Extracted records
==============================

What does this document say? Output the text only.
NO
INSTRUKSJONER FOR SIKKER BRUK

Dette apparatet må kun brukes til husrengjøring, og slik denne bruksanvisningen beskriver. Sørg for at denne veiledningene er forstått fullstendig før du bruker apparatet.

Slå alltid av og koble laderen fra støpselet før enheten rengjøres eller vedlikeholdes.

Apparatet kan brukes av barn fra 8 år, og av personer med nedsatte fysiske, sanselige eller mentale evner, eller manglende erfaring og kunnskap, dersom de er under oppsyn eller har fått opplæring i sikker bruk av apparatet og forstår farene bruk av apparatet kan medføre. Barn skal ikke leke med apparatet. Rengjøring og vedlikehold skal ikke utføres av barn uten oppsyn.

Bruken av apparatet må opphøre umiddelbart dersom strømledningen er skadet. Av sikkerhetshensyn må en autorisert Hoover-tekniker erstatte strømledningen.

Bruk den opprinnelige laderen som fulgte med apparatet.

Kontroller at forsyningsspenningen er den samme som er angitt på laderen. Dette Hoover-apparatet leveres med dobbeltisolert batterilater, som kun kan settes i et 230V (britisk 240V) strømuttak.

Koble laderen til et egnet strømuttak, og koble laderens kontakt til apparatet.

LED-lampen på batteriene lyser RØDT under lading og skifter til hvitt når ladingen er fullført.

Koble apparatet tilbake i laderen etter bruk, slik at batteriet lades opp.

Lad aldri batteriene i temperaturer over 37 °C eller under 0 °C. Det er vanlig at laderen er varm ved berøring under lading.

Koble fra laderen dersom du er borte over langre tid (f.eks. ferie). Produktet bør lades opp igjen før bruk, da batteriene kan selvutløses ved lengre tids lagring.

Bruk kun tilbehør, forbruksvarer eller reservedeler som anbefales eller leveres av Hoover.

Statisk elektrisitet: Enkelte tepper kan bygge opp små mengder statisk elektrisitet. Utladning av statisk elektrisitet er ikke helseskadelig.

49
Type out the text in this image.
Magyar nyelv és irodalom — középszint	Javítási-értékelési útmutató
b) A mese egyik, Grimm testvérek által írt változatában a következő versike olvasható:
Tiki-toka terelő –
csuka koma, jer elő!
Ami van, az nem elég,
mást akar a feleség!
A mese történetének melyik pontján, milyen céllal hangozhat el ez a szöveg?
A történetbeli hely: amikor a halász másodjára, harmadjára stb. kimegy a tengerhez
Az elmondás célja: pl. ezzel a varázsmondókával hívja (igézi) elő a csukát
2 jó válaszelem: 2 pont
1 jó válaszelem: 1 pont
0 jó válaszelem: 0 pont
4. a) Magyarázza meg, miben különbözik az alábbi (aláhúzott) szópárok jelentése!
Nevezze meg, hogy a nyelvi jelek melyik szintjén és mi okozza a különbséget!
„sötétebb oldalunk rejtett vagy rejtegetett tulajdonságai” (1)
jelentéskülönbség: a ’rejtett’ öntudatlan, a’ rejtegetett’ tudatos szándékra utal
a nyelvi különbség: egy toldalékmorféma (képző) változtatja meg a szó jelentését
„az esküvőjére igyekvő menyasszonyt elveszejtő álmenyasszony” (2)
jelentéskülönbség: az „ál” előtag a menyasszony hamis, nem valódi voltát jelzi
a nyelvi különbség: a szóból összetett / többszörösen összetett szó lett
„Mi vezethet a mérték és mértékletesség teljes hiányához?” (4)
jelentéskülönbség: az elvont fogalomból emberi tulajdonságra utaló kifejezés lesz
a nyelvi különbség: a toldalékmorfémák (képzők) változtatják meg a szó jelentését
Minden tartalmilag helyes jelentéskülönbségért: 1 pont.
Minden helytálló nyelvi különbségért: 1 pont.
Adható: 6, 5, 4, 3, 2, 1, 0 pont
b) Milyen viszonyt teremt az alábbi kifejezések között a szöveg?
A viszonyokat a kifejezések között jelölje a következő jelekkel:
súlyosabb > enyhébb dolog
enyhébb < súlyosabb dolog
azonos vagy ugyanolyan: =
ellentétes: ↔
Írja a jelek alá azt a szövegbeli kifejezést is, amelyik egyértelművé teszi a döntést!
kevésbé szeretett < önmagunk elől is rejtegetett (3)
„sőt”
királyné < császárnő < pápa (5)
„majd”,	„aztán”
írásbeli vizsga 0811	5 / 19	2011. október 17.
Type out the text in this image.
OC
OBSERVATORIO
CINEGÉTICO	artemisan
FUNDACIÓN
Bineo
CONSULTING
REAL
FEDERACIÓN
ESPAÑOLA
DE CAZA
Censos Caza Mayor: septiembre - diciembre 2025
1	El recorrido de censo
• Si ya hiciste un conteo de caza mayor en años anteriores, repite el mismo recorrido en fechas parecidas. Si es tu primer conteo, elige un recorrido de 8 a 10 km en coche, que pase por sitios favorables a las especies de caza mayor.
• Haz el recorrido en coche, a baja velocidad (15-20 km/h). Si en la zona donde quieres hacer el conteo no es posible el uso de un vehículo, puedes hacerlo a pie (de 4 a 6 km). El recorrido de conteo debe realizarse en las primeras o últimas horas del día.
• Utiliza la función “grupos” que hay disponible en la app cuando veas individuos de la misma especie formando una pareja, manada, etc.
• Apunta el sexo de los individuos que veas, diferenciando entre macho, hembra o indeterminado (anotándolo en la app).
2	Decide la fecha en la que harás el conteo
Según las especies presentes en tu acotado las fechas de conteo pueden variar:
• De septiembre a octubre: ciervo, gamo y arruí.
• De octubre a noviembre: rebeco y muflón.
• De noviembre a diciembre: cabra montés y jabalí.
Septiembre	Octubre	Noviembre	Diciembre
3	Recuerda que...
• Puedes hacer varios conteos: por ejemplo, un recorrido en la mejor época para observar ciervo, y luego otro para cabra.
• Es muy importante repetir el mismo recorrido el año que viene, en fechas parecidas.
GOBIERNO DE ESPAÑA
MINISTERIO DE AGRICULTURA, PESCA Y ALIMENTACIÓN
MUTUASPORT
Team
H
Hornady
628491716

==============================

Written instruction
Write the data back out verbatim.

Solution
What does this document say? Output the text only.
NO
INSTRUKSJONER FOR SIKKER BRUK

Dette apparatet må kun brukes til husrengjøring, og slik denne bruksanvisningen beskriver. Sørg for at denne veiledningene er forstått fullstendig før du bruker apparatet.

Slå alltid av og koble laderen fra støpselet før enheten rengjøres eller vedlikeholdes.

Apparatet kan brukes av barn fra 8 år, og av personer med nedsatte fysiske, sanselige eller mentale evner, eller manglende erfaring og kunnskap, dersom de er under oppsyn eller har fått opplæring i sikker bruk av apparatet og forstår farene bruk av apparatet kan medføre. Barn skal ikke leke med apparatet. Rengjøring og vedlikehold skal ikke utføres av barn uten oppsyn.

Bruken av apparatet må opphøre umiddelbart dersom strømledningen er skadet. Av sikkerhetshensyn må en autorisert Hoover-tekniker erstatte strømledningen.

Bruk den opprinnelige laderen som fulgte med apparatet.

Kontroller at forsyningsspenningen er den samme som er angitt på laderen. Dette Hoover-apparatet leveres med dobbeltisolert batterilater, som kun kan settes i et 230V (britisk 240V) strømuttak.

Koble laderen til et egnet strømuttak, og koble laderens kontakt til apparatet.

LED-lampen på batteriene lyser RØDT under lading og skifter til hvitt når ladingen er fullført.

Koble apparatet tilbake i laderen etter bruk, slik at batteriet lades opp.

Lad aldri batteriene i temperaturer over 37 °C eller under 0 °C. Det er vanlig at laderen er varm ved berøring under lading.

Koble fra laderen dersom du er borte over langre tid (f.eks. ferie). Produktet bør lades opp igjen før bruk, da batteriene kan selvutløses ved lengre tids lagring.

Bruk kun tilbehør, forbruksvarer eller reservedeler som anbefales eller leveres av Hoover.

Statisk elektrisitet: Enkelte tepper kan bygge opp små mengder statisk elektrisitet. Utladning av statisk elektrisitet er ikke helseskadelig.

49
Type out the text in this image.
Magyar nyelv és irodalom — középszint	Javítási-értékelési útmutató
b) A mese egyik, Grimm testvérek által írt változatában a következő versike olvasható:
Tiki-toka terelő –
csuka koma, jer elő!
Ami van, az nem elég,
mást akar a feleség!
A mese történetének melyik pontján, milyen céllal hangozhat el ez a szöveg?
A történetbeli hely: amikor a halász másodjára, harmadjára stb. kimegy a tengerhez
Az elmondás célja: pl. ezzel a varázsmondókával hívja (igézi) elő a csukát
2 jó válaszelem: 2 pont
1 jó válaszelem: 1 pont
0 jó válaszelem: 0 pont
4. a) Magyarázza meg, miben különbözik az alábbi (aláhúzott) szópárok jelentése!
Nevezze meg, hogy a nyelvi jelek melyik szintjén és mi okozza a különbséget!
„sötétebb oldalunk rejtett vagy rejtegetett tulajdonságai” (1)
jelentéskülönbség: a ’rejtett’ öntudatlan, a’ rejtegetett’ tudatos szándékra utal
a nyelvi különbség: egy toldalékmorféma (képző) változtatja meg a szó jelentését
„az esküvőjére igyekvő menyasszonyt elveszejtő álmenyasszony” (2)
jelentéskülönbség: az „ál” előtag a menyasszony hamis, nem valódi voltát jelzi
a nyelvi különbség: a szóból összetett / többszörösen összetett szó lett
„Mi vezethet a mérték és mértékletesség teljes hiányához?” (4)
jelentéskülönbség: az elvont fogalomból emberi tulajdonságra utaló kifejezés lesz
a nyelvi különbség: a toldalékmorfémák (képzők) változtatják meg a szó jelentését
Minden tartalmilag helyes jelentéskülönbségért: 1 pont.
Minden helytálló nyelvi különbségért: 1 pont.
Adható: 6, 5, 4, 3, 2, 1, 0 pont
b) Milyen viszonyt teremt az alábbi kifejezések között a szöveg?
A viszonyokat a kifejezések között jelölje a következő jelekkel:
súlyosabb > enyhébb dolog
enyhébb < súlyosabb dolog
azonos vagy ugyanolyan: =
ellentétes: ↔
Írja a jelek alá azt a szövegbeli kifejezést is, amelyik egyértelművé teszi a döntést!
kevésbé szeretett < önmagunk elől is rejtegetett (3)
„sőt”
királyné < császárnő < pápa (5)
„majd”,	„aztán”
írásbeli vizsga 0811	5 / 19	2011. október 17.
Type out the text in this image.
OC
OBSERVATORIO
CINEGÉTICO	artemisan
FUNDACIÓN
Bineo
CONSULTING
REAL
FEDERACIÓN
ESPAÑOLA
DE CAZA
Censos Caza Mayor: septiembre - diciembre 2025
1	El recorrido de censo
• Si ya hiciste un conteo de caza mayor en años anteriores, repite el mismo recorrido en fechas parecidas. Si es tu primer conteo, elige un recorrido de 8 a 10 km en coche, que pase por sitios favorables a las especies de caza mayor.
• Haz el recorrido en coche, a baja velocidad (15-20 km/h). Si en la zona donde quieres hacer el conteo no es posible el uso de un vehículo, puedes hacerlo a pie (de 4 a 6 km). El recorrido de conteo debe realizarse en las primeras o últimas horas del día.
• Utiliza la función “grupos” que hay disponible en la app cuando veas individuos de la misma especie formando una pareja, manada, etc.
• Apunta el sexo de los individuos que veas, diferenciando entre macho, hembra o indeterminado (anotándolo en la app).
2	Decide la fecha en la que harás el conteo
Según las especies presentes en tu acotado las fechas de conteo pueden variar:
• De septiembre a octubre: ciervo, gamo y arruí.
• De octubre a noviembre: rebeco y muflón.
• De noviembre a diciembre: cabra montés y jabalí.
Septiembre	Octubre	Noviembre	Diciembre
3	Recuerda que...
• Puedes hacer varios conteos: por ejemplo, un recorrido en la mejor época para observar ciervo, y luego otro para cabra.
• Es muy importante repetir el mismo recorrido el año que viene, en fechas parecidas.
GOBIERNO DE ESPAÑA
MINISTERIO DE AGRICULTURA, PESCA Y ALIMENTACIÓN
MUTUASPORT
Team
H
Hornady
628491716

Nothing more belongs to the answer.